** Start **

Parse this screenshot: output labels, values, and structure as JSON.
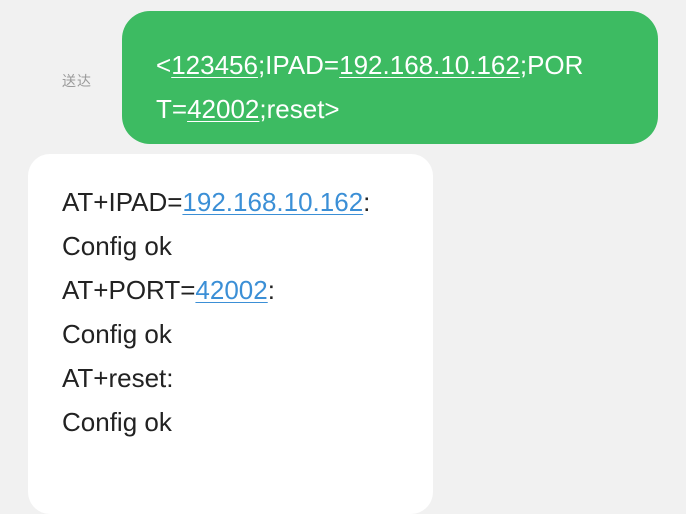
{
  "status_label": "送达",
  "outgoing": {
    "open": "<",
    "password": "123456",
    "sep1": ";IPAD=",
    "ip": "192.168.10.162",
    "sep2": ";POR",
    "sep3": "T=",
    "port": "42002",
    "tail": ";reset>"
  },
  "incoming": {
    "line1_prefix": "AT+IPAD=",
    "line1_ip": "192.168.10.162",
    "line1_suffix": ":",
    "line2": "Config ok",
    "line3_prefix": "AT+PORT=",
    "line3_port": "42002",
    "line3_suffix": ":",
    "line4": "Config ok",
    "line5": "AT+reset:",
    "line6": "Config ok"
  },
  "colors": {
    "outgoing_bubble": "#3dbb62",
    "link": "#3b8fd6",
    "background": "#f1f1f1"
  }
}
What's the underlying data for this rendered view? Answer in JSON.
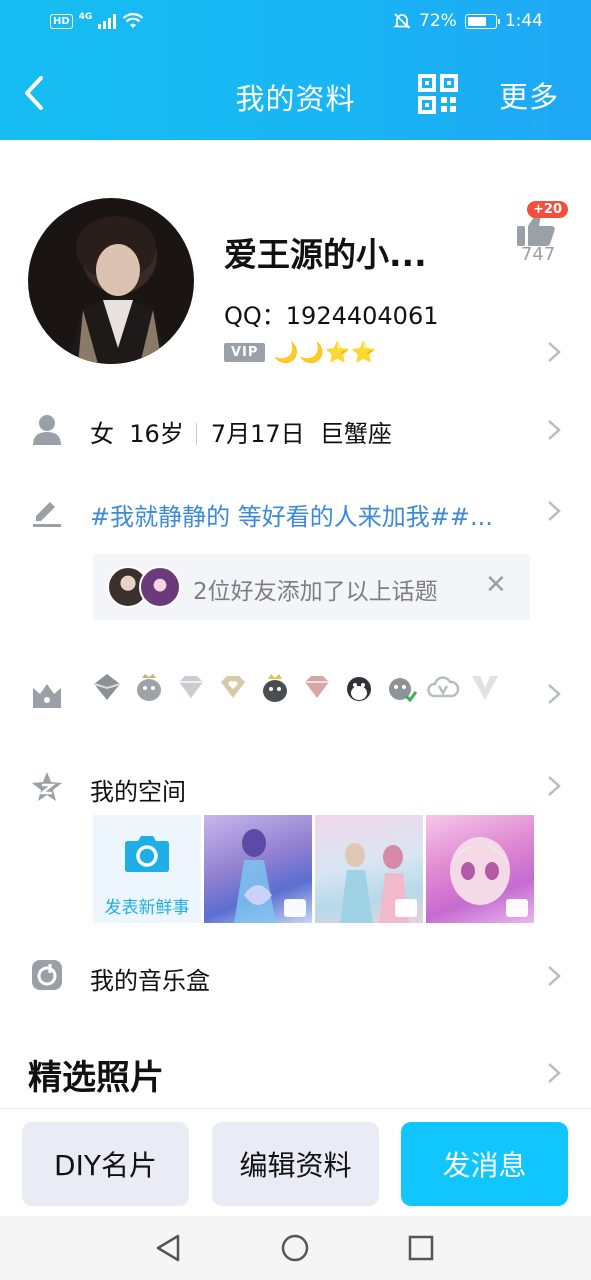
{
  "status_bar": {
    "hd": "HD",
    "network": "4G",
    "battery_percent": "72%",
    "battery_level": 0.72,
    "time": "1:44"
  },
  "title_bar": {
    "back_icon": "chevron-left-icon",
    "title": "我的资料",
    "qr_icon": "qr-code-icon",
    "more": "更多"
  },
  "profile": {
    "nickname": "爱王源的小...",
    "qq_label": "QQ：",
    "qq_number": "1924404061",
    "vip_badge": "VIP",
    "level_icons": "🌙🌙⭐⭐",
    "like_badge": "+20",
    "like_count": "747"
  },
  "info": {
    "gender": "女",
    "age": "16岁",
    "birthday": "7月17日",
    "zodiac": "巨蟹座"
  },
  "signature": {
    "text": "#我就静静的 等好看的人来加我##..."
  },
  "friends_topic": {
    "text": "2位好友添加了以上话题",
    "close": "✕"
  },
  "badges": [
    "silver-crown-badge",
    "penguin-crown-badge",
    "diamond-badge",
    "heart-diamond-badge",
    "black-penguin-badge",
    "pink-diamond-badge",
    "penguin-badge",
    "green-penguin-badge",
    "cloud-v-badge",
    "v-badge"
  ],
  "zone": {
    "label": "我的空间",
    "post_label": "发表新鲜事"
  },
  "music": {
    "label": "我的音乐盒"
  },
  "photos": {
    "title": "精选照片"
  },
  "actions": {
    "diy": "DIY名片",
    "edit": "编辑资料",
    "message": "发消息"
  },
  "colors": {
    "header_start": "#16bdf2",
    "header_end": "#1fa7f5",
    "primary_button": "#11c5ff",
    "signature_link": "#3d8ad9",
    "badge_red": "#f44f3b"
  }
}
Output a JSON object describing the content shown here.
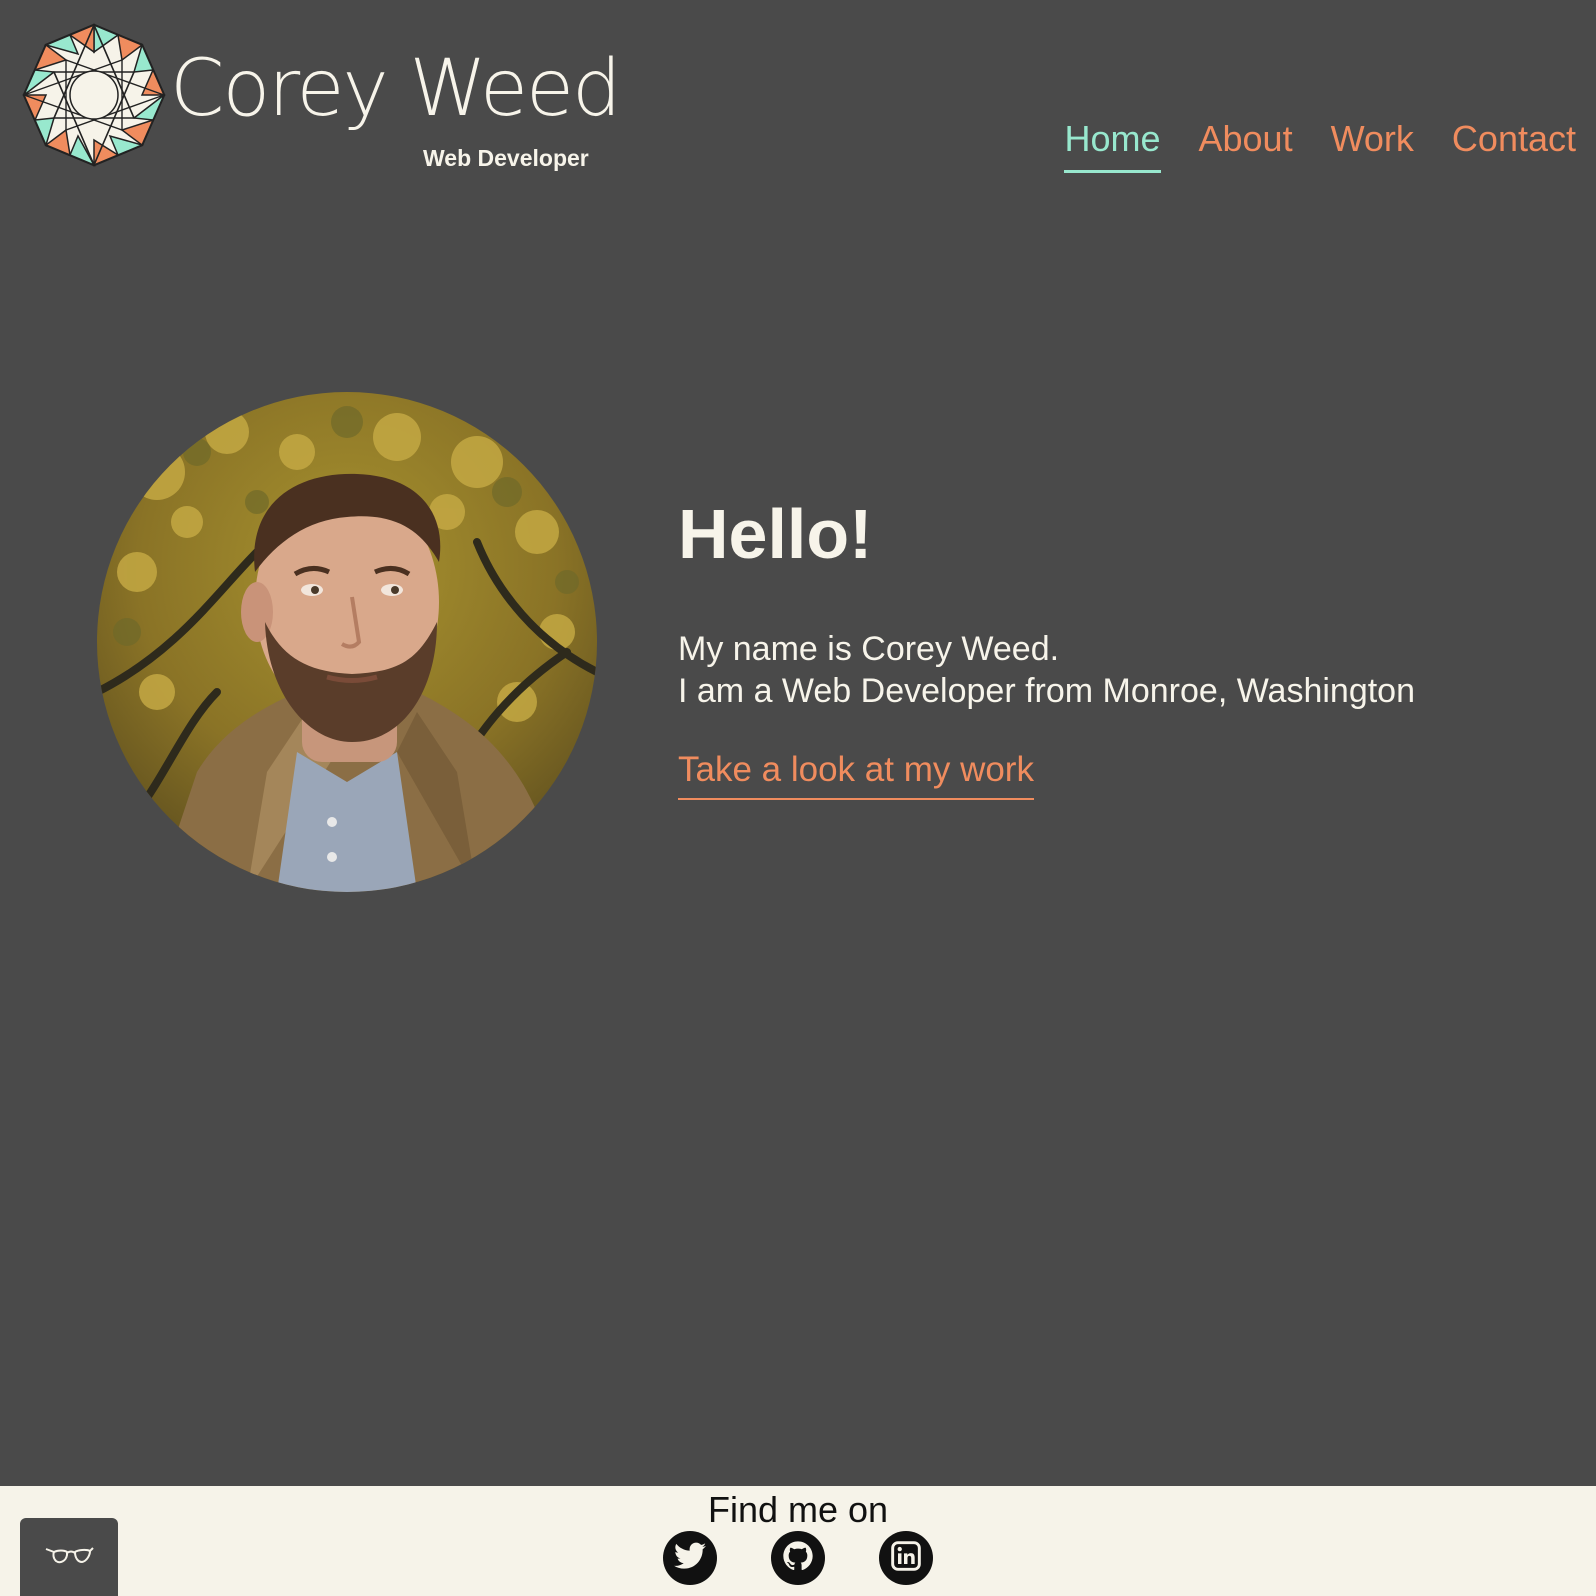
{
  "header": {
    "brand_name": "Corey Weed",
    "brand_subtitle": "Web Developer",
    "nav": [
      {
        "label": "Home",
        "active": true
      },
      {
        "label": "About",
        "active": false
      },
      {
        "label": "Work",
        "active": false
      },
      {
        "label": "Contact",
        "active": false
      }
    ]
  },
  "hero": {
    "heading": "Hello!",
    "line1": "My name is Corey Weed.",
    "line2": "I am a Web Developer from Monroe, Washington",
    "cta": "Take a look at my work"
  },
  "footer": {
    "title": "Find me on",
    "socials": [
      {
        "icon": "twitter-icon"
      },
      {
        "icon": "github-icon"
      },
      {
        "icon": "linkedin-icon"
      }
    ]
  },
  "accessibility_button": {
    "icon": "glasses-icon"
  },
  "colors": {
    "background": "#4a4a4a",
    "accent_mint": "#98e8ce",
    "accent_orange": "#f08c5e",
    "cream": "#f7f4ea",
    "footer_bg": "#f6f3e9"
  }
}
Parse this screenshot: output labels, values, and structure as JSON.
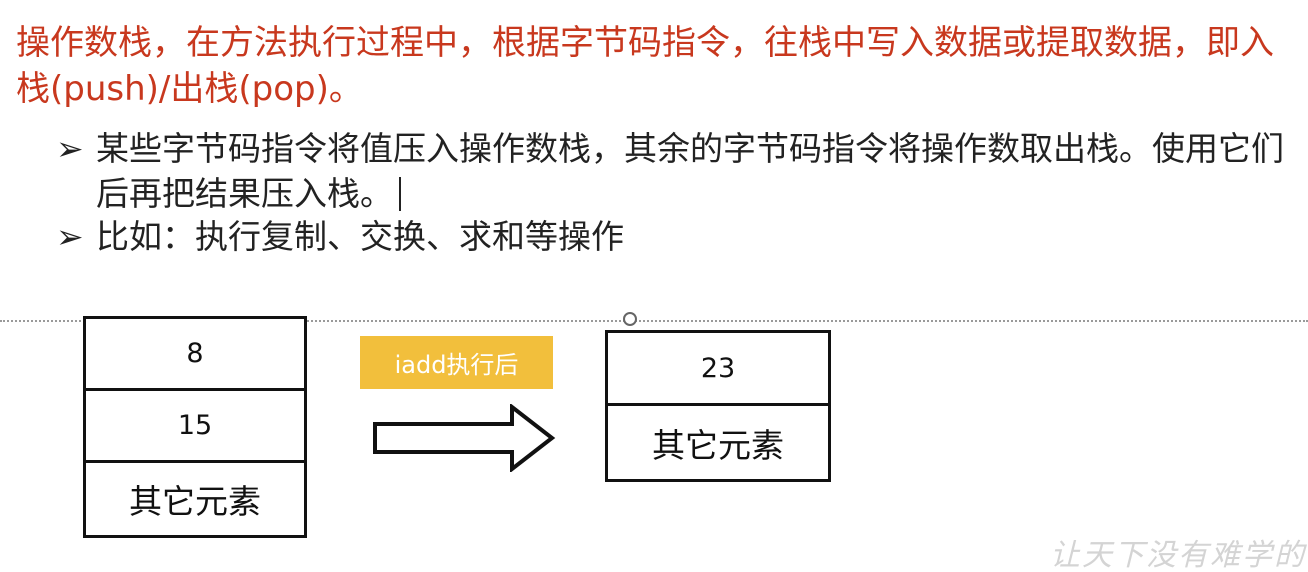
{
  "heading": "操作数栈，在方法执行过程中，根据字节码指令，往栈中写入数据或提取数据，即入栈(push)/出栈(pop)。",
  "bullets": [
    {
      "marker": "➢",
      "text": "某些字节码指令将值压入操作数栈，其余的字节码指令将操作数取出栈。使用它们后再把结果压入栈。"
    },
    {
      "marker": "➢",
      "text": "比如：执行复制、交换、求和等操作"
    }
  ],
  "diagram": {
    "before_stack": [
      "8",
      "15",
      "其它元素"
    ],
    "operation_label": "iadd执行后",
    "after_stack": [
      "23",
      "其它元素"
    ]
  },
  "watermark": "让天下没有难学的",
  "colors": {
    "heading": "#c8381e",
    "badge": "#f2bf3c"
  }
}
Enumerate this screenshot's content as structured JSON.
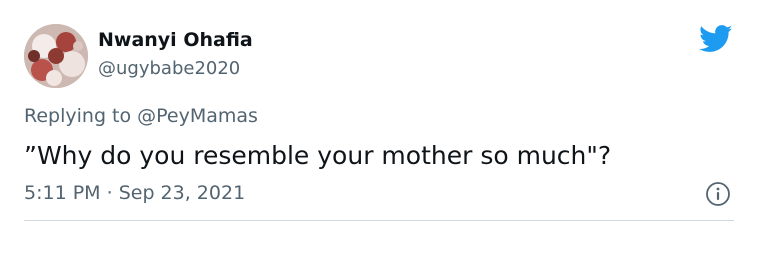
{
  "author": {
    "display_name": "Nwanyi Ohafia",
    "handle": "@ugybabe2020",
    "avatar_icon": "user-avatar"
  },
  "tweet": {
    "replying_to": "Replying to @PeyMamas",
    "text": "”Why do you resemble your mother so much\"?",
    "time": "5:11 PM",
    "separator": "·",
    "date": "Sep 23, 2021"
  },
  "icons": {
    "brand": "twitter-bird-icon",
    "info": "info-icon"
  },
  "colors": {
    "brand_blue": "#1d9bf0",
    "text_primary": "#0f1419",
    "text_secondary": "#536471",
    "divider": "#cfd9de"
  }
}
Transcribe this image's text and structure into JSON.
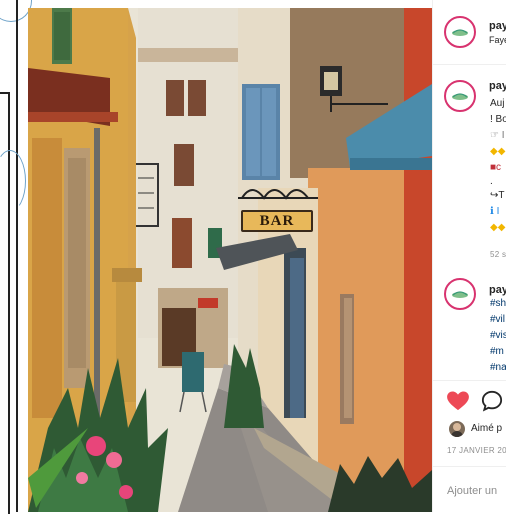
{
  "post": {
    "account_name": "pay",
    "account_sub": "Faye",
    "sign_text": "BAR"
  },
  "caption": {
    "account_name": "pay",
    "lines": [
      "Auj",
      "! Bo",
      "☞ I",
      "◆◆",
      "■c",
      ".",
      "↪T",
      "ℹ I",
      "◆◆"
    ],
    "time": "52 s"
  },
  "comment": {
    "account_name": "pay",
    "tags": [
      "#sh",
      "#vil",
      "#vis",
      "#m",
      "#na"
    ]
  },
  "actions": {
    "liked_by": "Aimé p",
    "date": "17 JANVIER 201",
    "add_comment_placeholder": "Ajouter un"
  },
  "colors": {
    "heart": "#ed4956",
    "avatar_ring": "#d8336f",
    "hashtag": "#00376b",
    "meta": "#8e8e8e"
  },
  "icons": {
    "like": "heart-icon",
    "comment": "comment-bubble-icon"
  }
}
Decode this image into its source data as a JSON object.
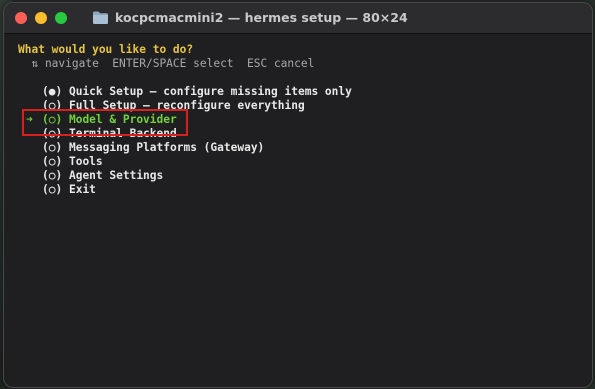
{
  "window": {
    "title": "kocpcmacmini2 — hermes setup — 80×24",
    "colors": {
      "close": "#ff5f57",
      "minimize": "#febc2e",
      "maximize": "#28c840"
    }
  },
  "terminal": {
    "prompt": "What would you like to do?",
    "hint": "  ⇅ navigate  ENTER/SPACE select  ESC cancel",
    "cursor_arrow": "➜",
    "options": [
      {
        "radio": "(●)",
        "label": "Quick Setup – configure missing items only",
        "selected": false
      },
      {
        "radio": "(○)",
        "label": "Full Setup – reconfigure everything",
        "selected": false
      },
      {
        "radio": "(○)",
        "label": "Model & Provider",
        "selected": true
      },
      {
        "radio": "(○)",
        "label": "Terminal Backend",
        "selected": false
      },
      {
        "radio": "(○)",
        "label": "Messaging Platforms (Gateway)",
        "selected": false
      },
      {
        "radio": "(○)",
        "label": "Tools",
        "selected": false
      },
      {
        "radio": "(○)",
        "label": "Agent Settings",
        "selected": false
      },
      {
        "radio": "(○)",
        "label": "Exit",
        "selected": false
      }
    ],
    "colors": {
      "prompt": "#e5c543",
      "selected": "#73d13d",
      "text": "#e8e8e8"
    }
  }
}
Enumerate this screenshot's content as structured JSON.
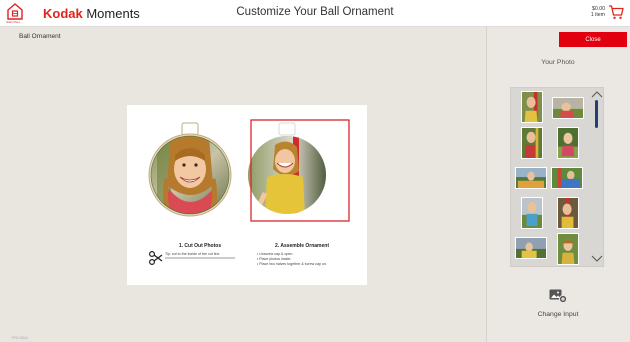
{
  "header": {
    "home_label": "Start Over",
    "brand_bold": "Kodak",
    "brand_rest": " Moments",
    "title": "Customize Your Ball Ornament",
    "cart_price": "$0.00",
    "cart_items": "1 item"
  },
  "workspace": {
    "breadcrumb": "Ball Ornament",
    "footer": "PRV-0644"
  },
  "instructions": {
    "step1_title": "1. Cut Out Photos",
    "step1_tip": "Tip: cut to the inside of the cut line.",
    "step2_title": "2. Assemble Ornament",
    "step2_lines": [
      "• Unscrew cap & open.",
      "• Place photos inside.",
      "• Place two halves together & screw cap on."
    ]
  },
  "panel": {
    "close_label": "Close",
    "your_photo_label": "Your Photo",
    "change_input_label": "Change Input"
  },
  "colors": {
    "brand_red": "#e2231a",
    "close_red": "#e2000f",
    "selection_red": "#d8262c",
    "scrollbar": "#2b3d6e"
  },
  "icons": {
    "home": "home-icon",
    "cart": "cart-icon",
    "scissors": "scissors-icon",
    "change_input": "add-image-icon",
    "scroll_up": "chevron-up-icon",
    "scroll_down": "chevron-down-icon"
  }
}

** End **

Show all lines from the data above in which the word "What" appears.

## WRITTEN ANSWER:
What's the underlying data for this rendered view? Answer in JSON.
    "prompt": "What would you like to do?",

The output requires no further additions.